EXERCISE TASK>
Return the listing below in full, with every line exactly as it is.

══ PROVIDED DATA ══

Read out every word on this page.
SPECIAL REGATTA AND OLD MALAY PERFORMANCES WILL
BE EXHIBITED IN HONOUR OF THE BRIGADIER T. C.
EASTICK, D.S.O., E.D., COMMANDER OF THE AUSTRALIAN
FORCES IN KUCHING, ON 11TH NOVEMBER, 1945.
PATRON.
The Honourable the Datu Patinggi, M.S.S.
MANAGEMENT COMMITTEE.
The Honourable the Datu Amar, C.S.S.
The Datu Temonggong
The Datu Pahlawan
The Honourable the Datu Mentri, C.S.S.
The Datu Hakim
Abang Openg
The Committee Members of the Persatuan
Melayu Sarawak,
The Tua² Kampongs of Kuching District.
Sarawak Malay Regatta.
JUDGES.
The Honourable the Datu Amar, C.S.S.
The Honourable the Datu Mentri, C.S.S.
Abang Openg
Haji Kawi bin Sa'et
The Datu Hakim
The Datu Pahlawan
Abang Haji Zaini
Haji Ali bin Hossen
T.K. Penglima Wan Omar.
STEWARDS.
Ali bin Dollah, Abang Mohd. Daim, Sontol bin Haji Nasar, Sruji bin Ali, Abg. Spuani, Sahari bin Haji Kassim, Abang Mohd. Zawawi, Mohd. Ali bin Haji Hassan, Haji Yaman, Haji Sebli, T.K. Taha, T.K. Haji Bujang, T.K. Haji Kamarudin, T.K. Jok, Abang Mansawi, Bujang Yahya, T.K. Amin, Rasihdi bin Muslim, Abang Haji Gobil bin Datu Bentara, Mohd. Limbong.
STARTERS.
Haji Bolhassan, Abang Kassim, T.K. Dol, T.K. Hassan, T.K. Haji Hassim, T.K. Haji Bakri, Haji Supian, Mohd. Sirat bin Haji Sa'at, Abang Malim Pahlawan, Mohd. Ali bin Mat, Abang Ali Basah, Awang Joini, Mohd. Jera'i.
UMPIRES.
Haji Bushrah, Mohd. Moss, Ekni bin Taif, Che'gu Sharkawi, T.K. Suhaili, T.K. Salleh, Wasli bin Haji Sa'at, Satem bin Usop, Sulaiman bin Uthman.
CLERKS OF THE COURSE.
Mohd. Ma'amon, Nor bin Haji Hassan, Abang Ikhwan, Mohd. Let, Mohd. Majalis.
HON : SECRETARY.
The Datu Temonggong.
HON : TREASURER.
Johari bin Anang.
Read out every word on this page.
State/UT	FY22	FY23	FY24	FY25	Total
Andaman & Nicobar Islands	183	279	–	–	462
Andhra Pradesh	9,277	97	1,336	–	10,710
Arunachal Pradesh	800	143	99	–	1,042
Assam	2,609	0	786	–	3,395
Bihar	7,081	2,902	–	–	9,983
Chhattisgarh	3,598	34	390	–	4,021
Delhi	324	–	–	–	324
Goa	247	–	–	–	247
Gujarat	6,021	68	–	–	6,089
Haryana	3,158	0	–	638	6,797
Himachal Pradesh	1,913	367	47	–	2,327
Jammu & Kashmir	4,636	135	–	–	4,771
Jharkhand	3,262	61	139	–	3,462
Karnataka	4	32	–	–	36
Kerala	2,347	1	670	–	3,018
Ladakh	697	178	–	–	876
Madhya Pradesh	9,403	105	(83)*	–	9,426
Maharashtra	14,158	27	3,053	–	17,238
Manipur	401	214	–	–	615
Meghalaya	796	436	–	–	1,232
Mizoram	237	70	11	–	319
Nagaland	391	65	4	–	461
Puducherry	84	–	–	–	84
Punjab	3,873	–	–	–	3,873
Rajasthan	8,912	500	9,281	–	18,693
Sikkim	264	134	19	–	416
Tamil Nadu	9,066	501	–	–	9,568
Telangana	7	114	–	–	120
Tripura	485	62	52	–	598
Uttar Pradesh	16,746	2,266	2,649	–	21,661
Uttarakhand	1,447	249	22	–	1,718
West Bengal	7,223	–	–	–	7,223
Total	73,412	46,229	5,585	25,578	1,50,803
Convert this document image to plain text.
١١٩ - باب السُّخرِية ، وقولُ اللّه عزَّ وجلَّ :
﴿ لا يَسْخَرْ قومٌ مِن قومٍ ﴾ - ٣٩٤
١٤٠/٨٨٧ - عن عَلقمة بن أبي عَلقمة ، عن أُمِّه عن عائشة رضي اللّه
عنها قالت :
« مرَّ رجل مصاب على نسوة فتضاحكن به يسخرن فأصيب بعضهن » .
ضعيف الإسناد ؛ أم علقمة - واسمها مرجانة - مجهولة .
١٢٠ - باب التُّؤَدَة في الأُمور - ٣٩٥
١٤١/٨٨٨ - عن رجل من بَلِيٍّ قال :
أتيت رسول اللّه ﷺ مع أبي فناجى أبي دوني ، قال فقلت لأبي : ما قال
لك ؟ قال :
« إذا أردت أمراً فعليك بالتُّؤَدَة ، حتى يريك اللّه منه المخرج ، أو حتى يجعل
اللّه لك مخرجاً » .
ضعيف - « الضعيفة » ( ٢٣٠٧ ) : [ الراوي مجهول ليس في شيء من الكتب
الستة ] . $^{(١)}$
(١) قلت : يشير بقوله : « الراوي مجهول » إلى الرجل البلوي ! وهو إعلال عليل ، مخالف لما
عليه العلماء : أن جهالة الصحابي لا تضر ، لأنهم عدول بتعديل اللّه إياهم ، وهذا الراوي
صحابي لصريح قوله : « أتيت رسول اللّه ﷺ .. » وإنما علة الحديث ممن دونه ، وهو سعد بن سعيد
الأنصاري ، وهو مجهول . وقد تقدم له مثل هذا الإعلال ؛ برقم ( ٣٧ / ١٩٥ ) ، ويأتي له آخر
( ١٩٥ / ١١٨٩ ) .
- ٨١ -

═══

CORRECT OUTPUT>
Read out every word on this page.
SPECIAL REGATTA AND OLD MALAY PERFORMANCES WILL
BE EXHIBITED IN HONOUR OF THE BRIGADIER T. C.
EASTICK, D.S.O., E.D., COMMANDER OF THE AUSTRALIAN
FORCES IN KUCHING, ON 11TH NOVEMBER, 1945.
PATRON.
The Honourable the Datu Patinggi, M.S.S.
MANAGEMENT COMMITTEE.
The Honourable the Datu Amar, C.S.S.
The Datu Temonggong
The Datu Pahlawan
The Honourable the Datu Mentri, C.S.S.
The Datu Hakim
Abang Openg
The Committee Members of the Persatuan
Melayu Sarawak,
The Tua² Kampongs of Kuching District.
Sarawak Malay Regatta.
JUDGES.
The Honourable the Datu Amar, C.S.S.
The Honourable the Datu Mentri, C.S.S.
Abang Openg
Haji Kawi bin Sa'et
The Datu Hakim
The Datu Pahlawan
Abang Haji Zaini
Haji Ali bin Hossen
T.K. Penglima Wan Omar.
STEWARDS.
Ali bin Dollah, Abang Mohd. Daim, Sontol bin Haji Nasar, Sruji bin Ali, Abg. Spuani, Sahari bin Haji Kassim, Abang Mohd. Zawawi, Mohd. Ali bin Haji Hassan, Haji Yaman, Haji Sebli, T.K. Taha, T.K. Haji Bujang, T.K. Haji Kamarudin, T.K. Jok, Abang Mansawi, Bujang Yahya, T.K. Amin, Rasihdi bin Muslim, Abang Haji Gobil bin Datu Bentara, Mohd. Limbong.
STARTERS.
Haji Bolhassan, Abang Kassim, T.K. Dol, T.K. Hassan, T.K. Haji Hassim, T.K. Haji Bakri, Haji Supian, Mohd. Sirat bin Haji Sa'at, Abang Malim Pahlawan, Mohd. Ali bin Mat, Abang Ali Basah, Awang Joini, Mohd. Jera'i.
UMPIRES.
Haji Bushrah, Mohd. Moss, Ekni bin Taif, Che'gu Sharkawi, T.K. Suhaili, T.K. Salleh, Wasli bin Haji Sa'at, Satem bin Usop, Sulaiman bin Uthman.
CLERKS OF THE COURSE.
Mohd. Ma'amon, Nor bin Haji Hassan, Abang Ikhwan, Mohd. Let, Mohd. Majalis.
HON : SECRETARY.
The Datu Temonggong.
HON : TREASURER.
Johari bin Anang.
Read out every word on this page.
State/UT	FY22	FY23	FY24	FY25	Total
Andaman & Nicobar Islands	183	279	–	–	462
Andhra Pradesh	9,277	97	1,336	–	10,710
Arunachal Pradesh	800	143	99	–	1,042
Assam	2,609	0	786	–	3,395
Bihar	7,081	2,902	–	–	9,983
Chhattisgarh	3,598	34	390	–	4,021
Delhi	324	–	–	–	324
Goa	247	–	–	–	247
Gujarat	6,021	68	–	–	6,089
Haryana	3,158	0	–	638	6,797
Himachal Pradesh	1,913	367	47	–	2,327
Jammu & Kashmir	4,636	135	–	–	4,771
Jharkhand	3,262	61	139	–	3,462
Karnataka	4	32	–	–	36
Kerala	2,347	1	670	–	3,018
Ladakh	697	178	–	–	876
Madhya Pradesh	9,403	105	(83)*	–	9,426
Maharashtra	14,158	27	3,053	–	17,238
Manipur	401	214	–	–	615
Meghalaya	796	436	–	–	1,232
Mizoram	237	70	11	–	319
Nagaland	391	65	4	–	461
Puducherry	84	–	–	–	84
Punjab	3,873	–	–	–	3,873
Rajasthan	8,912	500	9,281	–	18,693
Sikkim	264	134	19	–	416
Tamil Nadu	9,066	501	–	–	9,568
Telangana	7	114	–	–	120
Tripura	485	62	52	–	598
Uttar Pradesh	16,746	2,266	2,649	–	21,661
Uttarakhand	1,447	249	22	–	1,718
West Bengal	7,223	–	–	–	7,223
Total	73,412	46,229	5,585	25,578	1,50,803
Convert this document image to plain text.
١١٩ - باب السُّخرِية ، وقولُ اللّه عزَّ وجلَّ :
﴿ لا يَسْخَرْ قومٌ مِن قومٍ ﴾ - ٣٩٤
١٤٠/٨٨٧ - عن عَلقمة بن أبي عَلقمة ، عن أُمِّه عن عائشة رضي اللّه
عنها قالت :
« مرَّ رجل مصاب على نسوة فتضاحكن به يسخرن فأصيب بعضهن » .
ضعيف الإسناد ؛ أم علقمة - واسمها مرجانة - مجهولة .
١٢٠ - باب التُّؤَدَة في الأُمور - ٣٩٥
١٤١/٨٨٨ - عن رجل من بَلِيٍّ قال :
أتيت رسول اللّه ﷺ مع أبي فناجى أبي دوني ، قال فقلت لأبي : ما قال
لك ؟ قال :
« إذا أردت أمراً فعليك بالتُّؤَدَة ، حتى يريك اللّه منه المخرج ، أو حتى يجعل
اللّه لك مخرجاً » .
ضعيف - « الضعيفة » ( ٢٣٠٧ ) : [ الراوي مجهول ليس في شيء من الكتب
الستة ] . $^{(١)}$
(١) قلت : يشير بقوله : « الراوي مجهول » إلى الرجل البلوي ! وهو إعلال عليل ، مخالف لما
عليه العلماء : أن جهالة الصحابي لا تضر ، لأنهم عدول بتعديل اللّه إياهم ، وهذا الراوي
صحابي لصريح قوله : « أتيت رسول اللّه ﷺ .. » وإنما علة الحديث ممن دونه ، وهو سعد بن سعيد
الأنصاري ، وهو مجهول . وقد تقدم له مثل هذا الإعلال ؛ برقم ( ٣٧ / ١٩٥ ) ، ويأتي له آخر
( ١٩٥ / ١١٨٩ ) .
- ٨١ -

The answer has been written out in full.